## Start RECORDS FOR PROCESSING

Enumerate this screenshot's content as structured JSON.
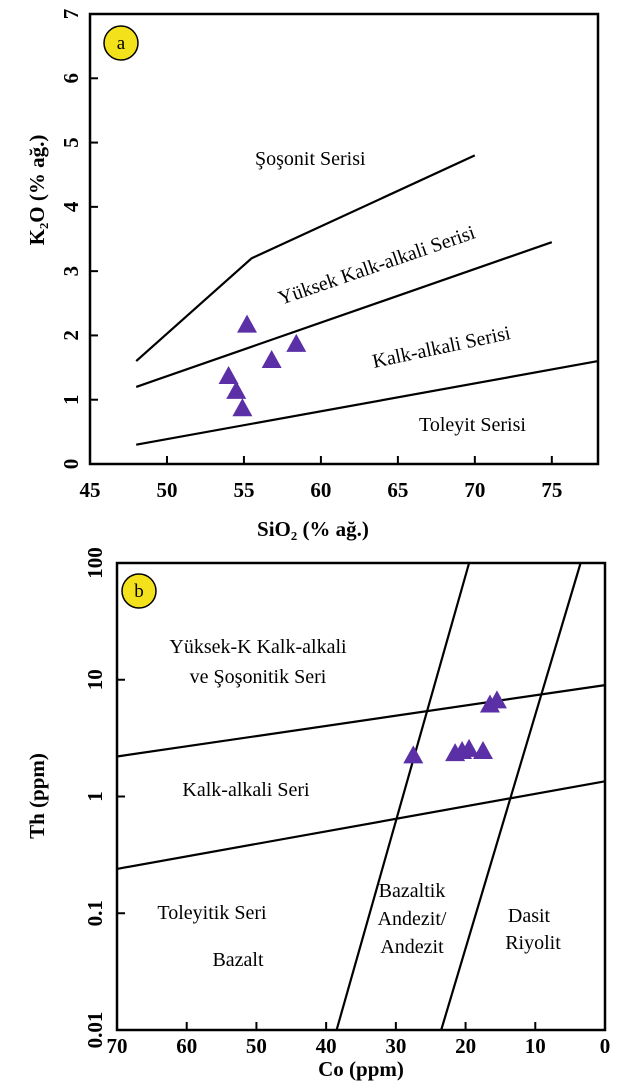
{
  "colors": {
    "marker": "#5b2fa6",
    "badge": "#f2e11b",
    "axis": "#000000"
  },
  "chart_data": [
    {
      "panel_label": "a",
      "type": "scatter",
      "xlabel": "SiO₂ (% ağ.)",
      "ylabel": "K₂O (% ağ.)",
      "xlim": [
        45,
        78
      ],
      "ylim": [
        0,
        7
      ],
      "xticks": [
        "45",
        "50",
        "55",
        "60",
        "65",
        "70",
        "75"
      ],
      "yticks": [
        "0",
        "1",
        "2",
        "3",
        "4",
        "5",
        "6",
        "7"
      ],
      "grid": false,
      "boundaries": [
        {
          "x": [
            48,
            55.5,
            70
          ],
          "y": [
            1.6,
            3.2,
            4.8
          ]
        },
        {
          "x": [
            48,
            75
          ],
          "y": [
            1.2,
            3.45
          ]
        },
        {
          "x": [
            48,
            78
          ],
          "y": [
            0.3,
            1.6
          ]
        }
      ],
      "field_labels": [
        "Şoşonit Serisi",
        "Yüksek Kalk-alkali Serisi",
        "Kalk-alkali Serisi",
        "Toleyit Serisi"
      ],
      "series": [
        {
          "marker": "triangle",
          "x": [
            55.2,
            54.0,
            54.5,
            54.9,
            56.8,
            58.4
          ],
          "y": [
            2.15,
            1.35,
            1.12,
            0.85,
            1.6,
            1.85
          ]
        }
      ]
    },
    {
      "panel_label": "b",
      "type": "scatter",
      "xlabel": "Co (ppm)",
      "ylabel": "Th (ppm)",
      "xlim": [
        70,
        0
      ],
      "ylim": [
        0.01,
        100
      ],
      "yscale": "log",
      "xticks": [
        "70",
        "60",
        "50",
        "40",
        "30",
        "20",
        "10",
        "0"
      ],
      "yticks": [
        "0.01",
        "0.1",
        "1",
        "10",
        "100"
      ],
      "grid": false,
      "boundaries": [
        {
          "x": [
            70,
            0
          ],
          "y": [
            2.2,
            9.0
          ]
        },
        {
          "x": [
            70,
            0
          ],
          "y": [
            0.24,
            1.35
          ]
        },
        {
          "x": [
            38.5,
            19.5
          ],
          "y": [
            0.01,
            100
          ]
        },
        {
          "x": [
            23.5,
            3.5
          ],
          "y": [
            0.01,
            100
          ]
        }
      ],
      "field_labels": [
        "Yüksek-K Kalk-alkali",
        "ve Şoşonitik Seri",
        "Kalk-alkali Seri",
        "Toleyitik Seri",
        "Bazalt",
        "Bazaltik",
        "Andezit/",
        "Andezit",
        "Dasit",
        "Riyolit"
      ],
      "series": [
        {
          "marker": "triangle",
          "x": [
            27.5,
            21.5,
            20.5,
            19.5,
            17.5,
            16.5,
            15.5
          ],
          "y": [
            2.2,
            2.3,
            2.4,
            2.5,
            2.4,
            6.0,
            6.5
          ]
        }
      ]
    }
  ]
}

## End RECORDS FOR PROCESSING

• [DIRECTION]
Without the pictures, return the entries exactly as they appear.

• [CORRECT OUTPUT]
Enumerate this screenshot's content as structured JSON.
{
  "colors": {
    "marker": "#5b2fa6",
    "badge": "#f2e11b",
    "axis": "#000000"
  },
  "chart_data": [
    {
      "panel_label": "a",
      "type": "scatter",
      "xlabel": "SiO₂ (% ağ.)",
      "ylabel": "K₂O (% ağ.)",
      "xlim": [
        45,
        78
      ],
      "ylim": [
        0,
        7
      ],
      "xticks": [
        "45",
        "50",
        "55",
        "60",
        "65",
        "70",
        "75"
      ],
      "yticks": [
        "0",
        "1",
        "2",
        "3",
        "4",
        "5",
        "6",
        "7"
      ],
      "grid": false,
      "boundaries": [
        {
          "x": [
            48,
            55.5,
            70
          ],
          "y": [
            1.6,
            3.2,
            4.8
          ]
        },
        {
          "x": [
            48,
            75
          ],
          "y": [
            1.2,
            3.45
          ]
        },
        {
          "x": [
            48,
            78
          ],
          "y": [
            0.3,
            1.6
          ]
        }
      ],
      "field_labels": [
        "Şoşonit Serisi",
        "Yüksek Kalk-alkali Serisi",
        "Kalk-alkali Serisi",
        "Toleyit Serisi"
      ],
      "series": [
        {
          "marker": "triangle",
          "x": [
            55.2,
            54.0,
            54.5,
            54.9,
            56.8,
            58.4
          ],
          "y": [
            2.15,
            1.35,
            1.12,
            0.85,
            1.6,
            1.85
          ]
        }
      ]
    },
    {
      "panel_label": "b",
      "type": "scatter",
      "xlabel": "Co (ppm)",
      "ylabel": "Th (ppm)",
      "xlim": [
        70,
        0
      ],
      "ylim": [
        0.01,
        100
      ],
      "yscale": "log",
      "xticks": [
        "70",
        "60",
        "50",
        "40",
        "30",
        "20",
        "10",
        "0"
      ],
      "yticks": [
        "0.01",
        "0.1",
        "1",
        "10",
        "100"
      ],
      "grid": false,
      "boundaries": [
        {
          "x": [
            70,
            0
          ],
          "y": [
            2.2,
            9.0
          ]
        },
        {
          "x": [
            70,
            0
          ],
          "y": [
            0.24,
            1.35
          ]
        },
        {
          "x": [
            38.5,
            19.5
          ],
          "y": [
            0.01,
            100
          ]
        },
        {
          "x": [
            23.5,
            3.5
          ],
          "y": [
            0.01,
            100
          ]
        }
      ],
      "field_labels": [
        "Yüksek-K Kalk-alkali",
        "ve Şoşonitik Seri",
        "Kalk-alkali Seri",
        "Toleyitik Seri",
        "Bazalt",
        "Bazaltik",
        "Andezit/",
        "Andezit",
        "Dasit",
        "Riyolit"
      ],
      "series": [
        {
          "marker": "triangle",
          "x": [
            27.5,
            21.5,
            20.5,
            19.5,
            17.5,
            16.5,
            15.5
          ],
          "y": [
            2.2,
            2.3,
            2.4,
            2.5,
            2.4,
            6.0,
            6.5
          ]
        }
      ]
    }
  ]
}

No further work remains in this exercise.